• **Passage shown**:
.....
Class overview
- Name: Project 11780
- Operators: Soviet Navy
- Preceded by: Moskva class ; Project 10200;
- Succeeded by: Project 23900
- Planned: 2

General characteristics
- Type: Amphibious assault ship
- Displacement: 25,000 tons standard
- Length: 196 m (643 ft 1 in)
- Beam: 35 m (114 ft 10 in)
- Draught: 8 m (26 ft 3 in)
- Installed power: 180000 hp (132.4 MW)
- Propulsion: Steam Turbines
- Speed: 30 knots (56 km/h; 35 mph)
- Range: 8,000 miles (13,000 km) at 18 knots (33 km/h; 21 mph)
- Capacity: 4 x Ondatra-class landing craft; 2 x Tsaplya-class LCACs;
- Armament: 1×2 130 mm AK-130 naval gun; 48 (6×8) 3K95 Kinzhal SAM missiles; 2-4 Kashtan CIWSes;
- Aircraft carried: Up to 12 military helicopters, mix of:; Kamov Ka-25; Kamov Ka-27; Kamov Ka-29;

= Project 11780 =

Proposed Soviet amphibious assault ship

Project 11780 "Kherson" was an unrealized 1980s Soviet LHD program derived from the design comparable to the US . The ship would have been about 25,000 tons displacement, with steam turbine power plants and carried about 12 helicopters and four Ondatra-class landing craft or two Tsaplya-class LCACs.

==Development==

The development of the Project 11780 began when Admiral of the Fleet of the USSR Sergey Gorshkov ordered the development of a fully-fledged universal landing ship. The design and purpose of the ship evolved throughout the development. Initially, the ship was intended solely for landing operations. Then the General Staff proposed turning the Project 11780 ships into universal aircraft-carrying ships by equipping them with a bow ski-jump ramp, allowing the deployment of helicopters to bolster the air support for the landing troops.
.....
• **Stored data**:
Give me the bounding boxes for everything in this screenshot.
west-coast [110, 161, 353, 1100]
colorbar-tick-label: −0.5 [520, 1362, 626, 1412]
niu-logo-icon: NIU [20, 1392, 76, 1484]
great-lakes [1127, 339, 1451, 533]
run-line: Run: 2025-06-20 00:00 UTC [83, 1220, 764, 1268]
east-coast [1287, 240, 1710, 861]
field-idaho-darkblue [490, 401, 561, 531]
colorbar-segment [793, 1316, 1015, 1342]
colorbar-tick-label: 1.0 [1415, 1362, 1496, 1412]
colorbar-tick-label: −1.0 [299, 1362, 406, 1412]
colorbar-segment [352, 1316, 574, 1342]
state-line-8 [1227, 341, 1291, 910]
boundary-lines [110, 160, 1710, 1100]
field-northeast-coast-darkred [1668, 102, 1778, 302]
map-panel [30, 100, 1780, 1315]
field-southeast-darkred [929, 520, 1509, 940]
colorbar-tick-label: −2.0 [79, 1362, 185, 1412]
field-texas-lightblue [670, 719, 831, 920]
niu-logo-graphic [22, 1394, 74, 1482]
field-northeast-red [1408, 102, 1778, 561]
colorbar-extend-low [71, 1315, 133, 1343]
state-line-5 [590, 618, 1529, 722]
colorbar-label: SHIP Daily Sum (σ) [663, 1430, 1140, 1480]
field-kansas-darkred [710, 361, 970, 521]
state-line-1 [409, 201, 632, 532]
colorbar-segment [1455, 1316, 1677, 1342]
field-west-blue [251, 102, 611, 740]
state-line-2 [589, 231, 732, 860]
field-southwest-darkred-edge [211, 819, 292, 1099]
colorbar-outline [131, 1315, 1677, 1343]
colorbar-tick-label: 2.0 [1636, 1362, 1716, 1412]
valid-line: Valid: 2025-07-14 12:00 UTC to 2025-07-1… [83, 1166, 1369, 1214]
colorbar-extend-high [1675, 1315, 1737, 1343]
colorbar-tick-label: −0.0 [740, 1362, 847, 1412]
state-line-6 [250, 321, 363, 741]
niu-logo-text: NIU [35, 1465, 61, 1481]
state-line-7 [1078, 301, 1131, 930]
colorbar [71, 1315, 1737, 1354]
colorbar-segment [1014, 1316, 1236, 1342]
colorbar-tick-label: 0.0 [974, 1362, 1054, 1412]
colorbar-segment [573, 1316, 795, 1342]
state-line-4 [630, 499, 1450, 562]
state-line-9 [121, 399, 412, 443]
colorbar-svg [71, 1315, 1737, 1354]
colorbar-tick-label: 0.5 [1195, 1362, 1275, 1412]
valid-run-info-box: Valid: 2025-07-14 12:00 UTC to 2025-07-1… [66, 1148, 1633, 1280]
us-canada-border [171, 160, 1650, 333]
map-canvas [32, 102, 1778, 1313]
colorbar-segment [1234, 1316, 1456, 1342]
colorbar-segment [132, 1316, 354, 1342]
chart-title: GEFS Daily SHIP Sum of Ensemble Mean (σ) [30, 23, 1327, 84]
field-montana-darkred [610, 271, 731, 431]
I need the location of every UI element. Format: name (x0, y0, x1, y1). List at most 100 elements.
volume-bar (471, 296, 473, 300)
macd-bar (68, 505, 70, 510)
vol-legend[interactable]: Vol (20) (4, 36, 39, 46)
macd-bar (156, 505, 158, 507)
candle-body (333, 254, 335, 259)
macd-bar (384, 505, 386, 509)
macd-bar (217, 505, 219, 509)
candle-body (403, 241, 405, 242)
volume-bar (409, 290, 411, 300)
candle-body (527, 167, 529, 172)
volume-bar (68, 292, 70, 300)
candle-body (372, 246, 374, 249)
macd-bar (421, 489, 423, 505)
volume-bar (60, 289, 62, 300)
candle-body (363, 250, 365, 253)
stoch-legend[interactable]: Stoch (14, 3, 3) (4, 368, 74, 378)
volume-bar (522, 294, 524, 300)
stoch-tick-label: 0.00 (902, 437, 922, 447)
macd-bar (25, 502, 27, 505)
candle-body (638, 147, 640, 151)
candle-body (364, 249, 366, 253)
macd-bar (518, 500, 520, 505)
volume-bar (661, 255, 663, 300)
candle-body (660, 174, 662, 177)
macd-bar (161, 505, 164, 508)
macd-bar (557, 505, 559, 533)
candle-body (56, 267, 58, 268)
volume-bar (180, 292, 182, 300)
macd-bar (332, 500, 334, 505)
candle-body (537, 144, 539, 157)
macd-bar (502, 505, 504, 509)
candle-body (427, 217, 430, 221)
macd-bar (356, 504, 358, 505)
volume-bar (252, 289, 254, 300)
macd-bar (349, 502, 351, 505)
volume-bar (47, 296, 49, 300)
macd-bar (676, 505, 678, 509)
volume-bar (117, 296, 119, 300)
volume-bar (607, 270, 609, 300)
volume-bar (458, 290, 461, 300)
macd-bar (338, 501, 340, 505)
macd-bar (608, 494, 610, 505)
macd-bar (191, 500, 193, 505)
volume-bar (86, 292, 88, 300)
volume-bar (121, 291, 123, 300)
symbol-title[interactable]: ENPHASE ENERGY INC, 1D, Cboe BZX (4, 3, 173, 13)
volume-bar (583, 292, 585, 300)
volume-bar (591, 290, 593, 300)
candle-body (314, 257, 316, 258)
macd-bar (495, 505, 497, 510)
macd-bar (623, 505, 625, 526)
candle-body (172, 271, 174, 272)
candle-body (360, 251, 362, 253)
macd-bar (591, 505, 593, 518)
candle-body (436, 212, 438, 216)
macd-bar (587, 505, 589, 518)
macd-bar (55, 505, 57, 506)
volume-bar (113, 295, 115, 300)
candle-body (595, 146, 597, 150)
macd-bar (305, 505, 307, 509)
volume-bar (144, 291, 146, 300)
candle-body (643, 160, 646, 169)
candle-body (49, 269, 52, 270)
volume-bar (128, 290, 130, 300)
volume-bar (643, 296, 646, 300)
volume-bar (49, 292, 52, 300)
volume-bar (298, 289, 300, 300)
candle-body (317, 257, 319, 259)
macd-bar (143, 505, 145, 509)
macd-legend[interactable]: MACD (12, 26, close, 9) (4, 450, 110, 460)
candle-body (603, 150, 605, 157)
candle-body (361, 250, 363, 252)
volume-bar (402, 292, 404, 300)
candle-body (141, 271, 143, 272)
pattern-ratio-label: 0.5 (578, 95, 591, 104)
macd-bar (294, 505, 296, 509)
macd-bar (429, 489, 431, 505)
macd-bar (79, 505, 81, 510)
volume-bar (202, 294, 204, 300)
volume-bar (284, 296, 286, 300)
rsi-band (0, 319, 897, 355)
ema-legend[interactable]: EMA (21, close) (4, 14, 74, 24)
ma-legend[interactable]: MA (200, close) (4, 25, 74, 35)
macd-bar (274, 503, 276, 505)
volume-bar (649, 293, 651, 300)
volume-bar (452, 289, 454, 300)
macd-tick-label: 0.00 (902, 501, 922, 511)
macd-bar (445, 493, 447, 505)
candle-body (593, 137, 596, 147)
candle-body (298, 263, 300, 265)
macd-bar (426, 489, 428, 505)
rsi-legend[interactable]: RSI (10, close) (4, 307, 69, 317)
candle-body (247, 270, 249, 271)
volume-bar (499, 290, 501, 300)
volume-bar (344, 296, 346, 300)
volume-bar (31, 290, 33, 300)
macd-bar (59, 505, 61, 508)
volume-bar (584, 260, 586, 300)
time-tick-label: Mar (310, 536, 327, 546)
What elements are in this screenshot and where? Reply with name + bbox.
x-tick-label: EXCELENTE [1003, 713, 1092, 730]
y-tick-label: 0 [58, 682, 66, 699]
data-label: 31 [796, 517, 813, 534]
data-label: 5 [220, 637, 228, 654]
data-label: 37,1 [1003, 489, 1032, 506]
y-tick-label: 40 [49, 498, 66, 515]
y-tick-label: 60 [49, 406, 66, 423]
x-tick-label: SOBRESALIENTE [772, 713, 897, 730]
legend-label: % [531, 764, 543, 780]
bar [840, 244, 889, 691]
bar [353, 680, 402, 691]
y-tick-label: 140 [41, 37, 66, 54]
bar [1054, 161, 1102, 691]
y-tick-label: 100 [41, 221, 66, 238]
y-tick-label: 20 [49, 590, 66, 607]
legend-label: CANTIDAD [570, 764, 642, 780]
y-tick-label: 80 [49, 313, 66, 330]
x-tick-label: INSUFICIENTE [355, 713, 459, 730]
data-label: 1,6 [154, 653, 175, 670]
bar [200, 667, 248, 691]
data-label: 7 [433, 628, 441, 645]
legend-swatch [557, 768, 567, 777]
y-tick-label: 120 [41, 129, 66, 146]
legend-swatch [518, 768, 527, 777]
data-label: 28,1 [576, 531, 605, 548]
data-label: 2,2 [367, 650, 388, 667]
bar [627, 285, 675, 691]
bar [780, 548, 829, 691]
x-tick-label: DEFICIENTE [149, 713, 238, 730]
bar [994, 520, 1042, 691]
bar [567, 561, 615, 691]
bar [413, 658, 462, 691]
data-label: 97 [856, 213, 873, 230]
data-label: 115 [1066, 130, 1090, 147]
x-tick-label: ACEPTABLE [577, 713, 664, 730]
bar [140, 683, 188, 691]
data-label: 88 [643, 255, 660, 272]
.....
• **Goals**:
1. According to the Project 11780 passage, who ordered the development of the ship?
2. Please pick out every line of the records that contains the string "segment", treating uppercase and lowercase as different.
The records have no connection to the Project 11780 passage.

• **Per-task outputs**:
1. Admiral of the Fleet of the USSR Sergey Gorshkov.

2.
colorbar-segment [793, 1316, 1015, 1342]
colorbar-segment [352, 1316, 574, 1342]
colorbar-segment [1455, 1316, 1677, 1342]
colorbar-segment [1014, 1316, 1236, 1342]
colorbar-segment [573, 1316, 795, 1342]
colorbar-segment [1234, 1316, 1456, 1342]
colorbar-segment [132, 1316, 354, 1342]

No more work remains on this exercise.